Job
Your task is to copy the listing exactly. Drop any pictures from the copy.

-- Start of Given records --

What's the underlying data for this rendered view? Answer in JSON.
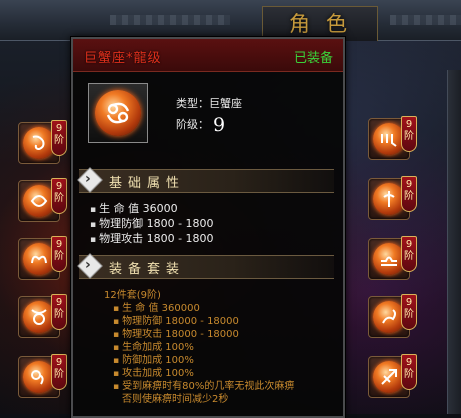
{
  "header": {
    "title": "角色"
  },
  "right_edge": {
    "char_a": "",
    "char_b": ""
  },
  "slots": {
    "badge_text": "9阶",
    "left": [
      "equip-slot-1",
      "equip-slot-2",
      "equip-slot-3",
      "equip-slot-4",
      "equip-slot-5"
    ],
    "right": [
      "equip-slot-6",
      "equip-slot-7",
      "equip-slot-8",
      "equip-slot-9",
      "equip-slot-10"
    ]
  },
  "tooltip": {
    "item_name": "巨蟹座*龍级",
    "status": "已装备",
    "type_label": "类型：巨蟹座",
    "level_label": "阶级：",
    "level_value": "9",
    "base_section": "基础属性",
    "base_attrs": [
      "生 命 值 36000",
      "物理防御 1800 - 1800",
      "物理攻击 1800 - 1800"
    ],
    "set_section": "装备套装",
    "set_title": "12件套(9阶)",
    "set_attrs": [
      "生 命 值 360000",
      "物理防御 18000 - 18000",
      "物理攻击 18000 - 18000",
      "生命加成 100%",
      "防御加成 100%",
      "攻击加成 100%",
      "受到麻痹时有80%的几率无视此次麻痹",
      "否则使麻痹时间减少2秒"
    ]
  },
  "colors": {
    "item_name": "#e0301c",
    "equipped": "#3ad23a",
    "set_text": "#c88a2e",
    "title": "#c69a3c"
  }
}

-- End of Given records --

The solution
What's the underlying data for this rendered view? Answer in JSON.
{
  "header": {
    "title": "角色"
  },
  "right_edge": {
    "char_a": "",
    "char_b": ""
  },
  "slots": {
    "badge_text": "9阶",
    "left": [
      "equip-slot-1",
      "equip-slot-2",
      "equip-slot-3",
      "equip-slot-4",
      "equip-slot-5"
    ],
    "right": [
      "equip-slot-6",
      "equip-slot-7",
      "equip-slot-8",
      "equip-slot-9",
      "equip-slot-10"
    ]
  },
  "tooltip": {
    "item_name": "巨蟹座*龍级",
    "status": "已装备",
    "type_label": "类型：巨蟹座",
    "level_label": "阶级：",
    "level_value": "9",
    "base_section": "基础属性",
    "base_attrs": [
      "生 命 值 36000",
      "物理防御 1800 - 1800",
      "物理攻击 1800 - 1800"
    ],
    "set_section": "装备套装",
    "set_title": "12件套(9阶)",
    "set_attrs": [
      "生 命 值 360000",
      "物理防御 18000 - 18000",
      "物理攻击 18000 - 18000",
      "生命加成 100%",
      "防御加成 100%",
      "攻击加成 100%",
      "受到麻痹时有80%的几率无视此次麻痹",
      "否则使麻痹时间减少2秒"
    ]
  },
  "colors": {
    "item_name": "#e0301c",
    "equipped": "#3ad23a",
    "set_text": "#c88a2e",
    "title": "#c69a3c"
  }
}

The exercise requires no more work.